__Exercise goal__. Copy each line of the entries that contains the word "JSON".

Data items:
******
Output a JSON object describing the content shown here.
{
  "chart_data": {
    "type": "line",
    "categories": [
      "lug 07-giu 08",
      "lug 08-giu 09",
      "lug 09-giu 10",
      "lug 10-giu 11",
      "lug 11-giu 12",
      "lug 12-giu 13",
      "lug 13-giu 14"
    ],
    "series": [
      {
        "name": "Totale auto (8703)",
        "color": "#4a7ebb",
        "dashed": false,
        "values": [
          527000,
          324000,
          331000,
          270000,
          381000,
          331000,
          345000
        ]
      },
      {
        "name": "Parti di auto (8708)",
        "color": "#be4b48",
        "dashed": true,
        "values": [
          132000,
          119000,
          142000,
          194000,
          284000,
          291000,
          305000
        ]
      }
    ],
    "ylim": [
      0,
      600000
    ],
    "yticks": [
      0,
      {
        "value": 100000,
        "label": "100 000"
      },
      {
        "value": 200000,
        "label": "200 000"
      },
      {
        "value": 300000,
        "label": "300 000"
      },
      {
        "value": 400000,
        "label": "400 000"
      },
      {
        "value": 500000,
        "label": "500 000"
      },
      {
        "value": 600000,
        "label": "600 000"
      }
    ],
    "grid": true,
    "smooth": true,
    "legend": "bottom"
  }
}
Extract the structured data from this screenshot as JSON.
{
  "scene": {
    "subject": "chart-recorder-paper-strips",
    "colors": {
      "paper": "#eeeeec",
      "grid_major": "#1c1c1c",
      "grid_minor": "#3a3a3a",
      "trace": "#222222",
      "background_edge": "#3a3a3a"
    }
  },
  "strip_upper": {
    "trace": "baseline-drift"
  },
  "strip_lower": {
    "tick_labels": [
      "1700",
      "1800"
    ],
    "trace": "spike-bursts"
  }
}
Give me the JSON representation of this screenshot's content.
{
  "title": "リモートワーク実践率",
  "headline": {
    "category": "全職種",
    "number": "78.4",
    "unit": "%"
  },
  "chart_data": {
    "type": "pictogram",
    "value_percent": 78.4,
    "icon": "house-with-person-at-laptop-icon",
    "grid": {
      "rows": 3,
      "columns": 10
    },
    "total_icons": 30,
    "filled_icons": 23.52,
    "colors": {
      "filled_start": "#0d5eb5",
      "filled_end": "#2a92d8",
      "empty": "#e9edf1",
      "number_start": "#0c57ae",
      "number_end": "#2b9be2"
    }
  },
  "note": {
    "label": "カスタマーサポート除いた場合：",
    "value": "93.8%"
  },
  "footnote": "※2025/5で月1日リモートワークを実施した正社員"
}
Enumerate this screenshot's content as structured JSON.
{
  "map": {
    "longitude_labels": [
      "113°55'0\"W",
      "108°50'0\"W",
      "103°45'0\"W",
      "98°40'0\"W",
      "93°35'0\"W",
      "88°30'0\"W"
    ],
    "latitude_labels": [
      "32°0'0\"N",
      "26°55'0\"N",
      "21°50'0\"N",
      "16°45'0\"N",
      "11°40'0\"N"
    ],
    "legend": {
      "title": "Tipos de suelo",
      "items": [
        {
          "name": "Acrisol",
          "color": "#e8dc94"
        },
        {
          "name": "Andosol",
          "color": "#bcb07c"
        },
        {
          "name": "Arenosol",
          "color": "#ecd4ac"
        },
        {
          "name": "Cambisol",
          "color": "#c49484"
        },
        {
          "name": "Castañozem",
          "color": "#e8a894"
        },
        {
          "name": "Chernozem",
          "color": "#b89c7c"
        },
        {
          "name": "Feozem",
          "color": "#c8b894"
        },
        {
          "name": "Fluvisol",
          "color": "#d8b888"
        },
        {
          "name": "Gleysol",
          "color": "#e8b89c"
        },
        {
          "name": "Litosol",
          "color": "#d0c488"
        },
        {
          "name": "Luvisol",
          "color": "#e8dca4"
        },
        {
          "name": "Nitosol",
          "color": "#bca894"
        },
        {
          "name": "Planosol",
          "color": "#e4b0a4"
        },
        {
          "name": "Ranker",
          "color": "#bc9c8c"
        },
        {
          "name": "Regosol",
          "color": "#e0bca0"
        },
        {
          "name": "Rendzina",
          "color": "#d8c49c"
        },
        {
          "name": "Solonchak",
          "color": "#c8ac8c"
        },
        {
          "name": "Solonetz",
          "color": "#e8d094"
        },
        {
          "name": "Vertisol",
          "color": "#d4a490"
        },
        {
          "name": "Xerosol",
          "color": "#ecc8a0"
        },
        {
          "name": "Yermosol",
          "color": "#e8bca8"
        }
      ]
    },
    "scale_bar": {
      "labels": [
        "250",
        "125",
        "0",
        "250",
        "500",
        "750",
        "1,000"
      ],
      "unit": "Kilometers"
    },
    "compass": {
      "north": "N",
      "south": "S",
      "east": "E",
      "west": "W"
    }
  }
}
******
__Response__.
Output a JSON object describing the content shown here.
Extract the structured data from this screenshot as JSON.
Give me the JSON representation of this screenshot's content.
Enumerate this screenshot's content as structured JSON.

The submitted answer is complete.